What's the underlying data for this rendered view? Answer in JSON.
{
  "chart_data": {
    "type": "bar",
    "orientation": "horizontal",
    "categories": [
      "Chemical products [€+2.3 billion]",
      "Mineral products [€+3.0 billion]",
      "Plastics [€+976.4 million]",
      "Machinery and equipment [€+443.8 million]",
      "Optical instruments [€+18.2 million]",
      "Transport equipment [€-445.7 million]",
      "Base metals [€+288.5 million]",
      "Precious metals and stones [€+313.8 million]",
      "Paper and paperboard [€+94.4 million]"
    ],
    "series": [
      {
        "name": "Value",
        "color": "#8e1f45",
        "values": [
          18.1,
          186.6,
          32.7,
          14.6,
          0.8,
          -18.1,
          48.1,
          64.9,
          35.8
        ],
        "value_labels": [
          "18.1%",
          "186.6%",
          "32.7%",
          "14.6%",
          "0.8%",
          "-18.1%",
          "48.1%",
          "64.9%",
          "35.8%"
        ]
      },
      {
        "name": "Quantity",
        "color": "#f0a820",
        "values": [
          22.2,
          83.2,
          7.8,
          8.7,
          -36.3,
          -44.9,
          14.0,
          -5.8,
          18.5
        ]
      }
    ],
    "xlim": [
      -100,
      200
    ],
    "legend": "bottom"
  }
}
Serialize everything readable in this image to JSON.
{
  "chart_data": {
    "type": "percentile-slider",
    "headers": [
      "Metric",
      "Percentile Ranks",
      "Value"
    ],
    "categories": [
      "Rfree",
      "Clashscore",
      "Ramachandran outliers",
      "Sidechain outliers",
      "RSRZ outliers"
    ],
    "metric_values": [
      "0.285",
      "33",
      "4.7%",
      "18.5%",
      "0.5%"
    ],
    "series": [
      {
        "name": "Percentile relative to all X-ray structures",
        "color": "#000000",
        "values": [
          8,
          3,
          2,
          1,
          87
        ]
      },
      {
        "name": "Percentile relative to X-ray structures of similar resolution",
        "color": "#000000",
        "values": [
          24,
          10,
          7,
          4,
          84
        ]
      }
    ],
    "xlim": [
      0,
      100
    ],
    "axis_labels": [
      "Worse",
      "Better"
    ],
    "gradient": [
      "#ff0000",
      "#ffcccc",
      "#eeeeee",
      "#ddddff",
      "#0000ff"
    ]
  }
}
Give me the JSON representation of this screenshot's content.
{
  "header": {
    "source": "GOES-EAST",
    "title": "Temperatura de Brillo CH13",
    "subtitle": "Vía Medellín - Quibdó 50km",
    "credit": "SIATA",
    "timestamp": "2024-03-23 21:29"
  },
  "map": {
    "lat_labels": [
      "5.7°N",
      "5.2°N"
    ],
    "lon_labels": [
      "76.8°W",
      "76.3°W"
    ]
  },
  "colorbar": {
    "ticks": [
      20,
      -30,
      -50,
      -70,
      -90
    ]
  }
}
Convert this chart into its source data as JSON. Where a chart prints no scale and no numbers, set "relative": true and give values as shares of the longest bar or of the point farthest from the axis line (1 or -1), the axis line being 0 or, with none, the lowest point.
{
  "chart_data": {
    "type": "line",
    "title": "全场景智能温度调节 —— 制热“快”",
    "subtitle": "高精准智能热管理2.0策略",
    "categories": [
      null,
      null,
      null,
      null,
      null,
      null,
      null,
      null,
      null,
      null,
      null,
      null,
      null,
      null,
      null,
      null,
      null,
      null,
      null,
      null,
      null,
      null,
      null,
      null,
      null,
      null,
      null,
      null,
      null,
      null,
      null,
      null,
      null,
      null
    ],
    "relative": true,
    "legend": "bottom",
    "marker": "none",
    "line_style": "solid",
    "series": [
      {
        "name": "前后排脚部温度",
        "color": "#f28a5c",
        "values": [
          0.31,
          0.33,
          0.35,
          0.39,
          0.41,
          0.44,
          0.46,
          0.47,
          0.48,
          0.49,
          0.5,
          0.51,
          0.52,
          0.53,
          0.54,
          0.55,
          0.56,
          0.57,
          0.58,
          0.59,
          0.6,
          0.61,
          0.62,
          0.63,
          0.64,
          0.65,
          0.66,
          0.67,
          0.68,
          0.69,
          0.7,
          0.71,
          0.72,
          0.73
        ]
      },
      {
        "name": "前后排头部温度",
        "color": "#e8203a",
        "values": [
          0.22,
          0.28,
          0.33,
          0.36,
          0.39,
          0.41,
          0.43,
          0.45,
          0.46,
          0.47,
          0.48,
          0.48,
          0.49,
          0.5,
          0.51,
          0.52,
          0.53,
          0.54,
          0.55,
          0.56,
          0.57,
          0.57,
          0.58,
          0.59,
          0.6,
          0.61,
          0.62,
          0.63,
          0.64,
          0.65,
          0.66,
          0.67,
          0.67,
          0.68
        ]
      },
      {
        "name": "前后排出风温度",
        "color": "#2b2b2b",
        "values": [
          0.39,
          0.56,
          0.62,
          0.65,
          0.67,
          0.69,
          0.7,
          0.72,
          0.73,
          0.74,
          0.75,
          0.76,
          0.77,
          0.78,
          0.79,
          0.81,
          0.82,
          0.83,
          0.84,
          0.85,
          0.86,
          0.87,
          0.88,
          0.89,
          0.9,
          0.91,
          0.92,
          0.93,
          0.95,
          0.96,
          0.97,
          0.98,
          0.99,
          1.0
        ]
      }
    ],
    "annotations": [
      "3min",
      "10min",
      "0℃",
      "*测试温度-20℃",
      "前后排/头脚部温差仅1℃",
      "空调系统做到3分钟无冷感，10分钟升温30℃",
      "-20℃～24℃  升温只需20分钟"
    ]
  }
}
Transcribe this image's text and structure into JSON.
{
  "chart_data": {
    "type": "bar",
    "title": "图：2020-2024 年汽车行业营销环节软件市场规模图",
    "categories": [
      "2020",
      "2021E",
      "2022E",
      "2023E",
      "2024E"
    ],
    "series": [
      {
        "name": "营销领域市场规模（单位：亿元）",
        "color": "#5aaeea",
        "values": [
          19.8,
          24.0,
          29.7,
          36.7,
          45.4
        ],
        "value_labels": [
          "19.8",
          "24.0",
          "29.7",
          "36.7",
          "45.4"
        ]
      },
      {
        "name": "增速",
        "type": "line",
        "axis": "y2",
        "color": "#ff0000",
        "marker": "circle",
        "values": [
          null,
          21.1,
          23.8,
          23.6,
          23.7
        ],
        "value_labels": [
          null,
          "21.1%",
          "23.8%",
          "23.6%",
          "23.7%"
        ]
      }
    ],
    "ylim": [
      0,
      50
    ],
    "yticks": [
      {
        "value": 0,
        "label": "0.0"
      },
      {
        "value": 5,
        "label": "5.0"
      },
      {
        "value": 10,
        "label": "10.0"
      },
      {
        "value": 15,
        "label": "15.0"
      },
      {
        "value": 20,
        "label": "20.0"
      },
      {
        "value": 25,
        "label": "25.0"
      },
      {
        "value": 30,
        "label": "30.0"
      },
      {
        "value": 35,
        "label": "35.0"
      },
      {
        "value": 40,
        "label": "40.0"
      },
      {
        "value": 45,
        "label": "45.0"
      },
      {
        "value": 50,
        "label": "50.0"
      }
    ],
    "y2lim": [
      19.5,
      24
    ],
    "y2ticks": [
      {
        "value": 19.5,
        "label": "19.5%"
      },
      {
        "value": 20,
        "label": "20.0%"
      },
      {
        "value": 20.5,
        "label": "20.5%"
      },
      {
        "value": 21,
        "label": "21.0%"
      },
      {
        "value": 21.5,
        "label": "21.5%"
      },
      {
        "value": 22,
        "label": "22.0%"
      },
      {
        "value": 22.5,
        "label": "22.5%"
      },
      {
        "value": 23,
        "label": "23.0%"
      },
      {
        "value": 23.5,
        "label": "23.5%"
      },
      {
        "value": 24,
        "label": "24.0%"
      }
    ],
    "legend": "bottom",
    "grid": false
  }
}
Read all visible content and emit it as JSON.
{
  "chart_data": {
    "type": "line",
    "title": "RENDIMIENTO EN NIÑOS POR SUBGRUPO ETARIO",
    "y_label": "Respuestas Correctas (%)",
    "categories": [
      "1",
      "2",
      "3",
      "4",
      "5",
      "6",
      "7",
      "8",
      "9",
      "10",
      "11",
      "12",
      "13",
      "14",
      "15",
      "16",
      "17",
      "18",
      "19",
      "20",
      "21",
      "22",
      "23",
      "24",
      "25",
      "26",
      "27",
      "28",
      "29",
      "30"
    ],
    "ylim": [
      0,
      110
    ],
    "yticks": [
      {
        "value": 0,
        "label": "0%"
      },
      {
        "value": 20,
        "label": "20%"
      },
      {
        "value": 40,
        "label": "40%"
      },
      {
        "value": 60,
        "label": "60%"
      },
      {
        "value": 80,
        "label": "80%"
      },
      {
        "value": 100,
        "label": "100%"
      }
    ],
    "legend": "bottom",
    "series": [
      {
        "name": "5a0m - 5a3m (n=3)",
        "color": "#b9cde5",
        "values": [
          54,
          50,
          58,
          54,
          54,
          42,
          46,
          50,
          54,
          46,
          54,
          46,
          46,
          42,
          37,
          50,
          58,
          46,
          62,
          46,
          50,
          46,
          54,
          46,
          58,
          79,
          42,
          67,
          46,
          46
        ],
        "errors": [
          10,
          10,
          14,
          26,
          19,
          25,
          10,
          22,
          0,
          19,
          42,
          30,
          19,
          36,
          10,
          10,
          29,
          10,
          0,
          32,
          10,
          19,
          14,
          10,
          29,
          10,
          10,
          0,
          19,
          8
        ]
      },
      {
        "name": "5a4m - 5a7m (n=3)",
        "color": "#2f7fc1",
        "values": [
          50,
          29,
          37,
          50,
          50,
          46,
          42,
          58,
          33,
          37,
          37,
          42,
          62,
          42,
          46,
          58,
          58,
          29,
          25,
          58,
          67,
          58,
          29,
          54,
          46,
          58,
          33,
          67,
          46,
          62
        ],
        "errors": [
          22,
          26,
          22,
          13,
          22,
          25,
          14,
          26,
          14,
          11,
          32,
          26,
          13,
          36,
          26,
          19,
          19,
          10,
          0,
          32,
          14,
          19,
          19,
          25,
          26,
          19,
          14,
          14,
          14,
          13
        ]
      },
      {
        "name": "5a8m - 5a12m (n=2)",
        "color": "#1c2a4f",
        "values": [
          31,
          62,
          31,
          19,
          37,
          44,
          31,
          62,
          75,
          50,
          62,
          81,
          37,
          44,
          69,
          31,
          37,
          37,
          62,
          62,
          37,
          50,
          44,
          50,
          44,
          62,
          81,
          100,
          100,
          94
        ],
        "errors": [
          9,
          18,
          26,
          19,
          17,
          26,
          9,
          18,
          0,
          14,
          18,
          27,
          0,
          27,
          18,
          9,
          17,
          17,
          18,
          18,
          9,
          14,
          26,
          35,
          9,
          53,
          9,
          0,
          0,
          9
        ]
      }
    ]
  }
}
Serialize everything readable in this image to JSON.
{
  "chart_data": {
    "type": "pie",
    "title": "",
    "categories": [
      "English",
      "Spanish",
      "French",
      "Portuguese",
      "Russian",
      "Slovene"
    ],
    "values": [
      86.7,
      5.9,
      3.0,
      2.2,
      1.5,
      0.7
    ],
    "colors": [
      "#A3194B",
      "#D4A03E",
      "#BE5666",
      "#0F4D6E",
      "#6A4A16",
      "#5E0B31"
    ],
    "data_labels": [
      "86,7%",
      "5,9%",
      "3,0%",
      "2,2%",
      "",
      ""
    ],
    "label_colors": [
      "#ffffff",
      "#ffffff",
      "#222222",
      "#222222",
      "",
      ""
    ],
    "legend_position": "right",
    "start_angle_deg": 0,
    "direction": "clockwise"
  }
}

——

### Task prompt:
Select the lines that carry the string "content" and copy them.

### Exercise result:
Give me the JSON representation of this screenshot's content.
Read all visible content and emit it as JSON.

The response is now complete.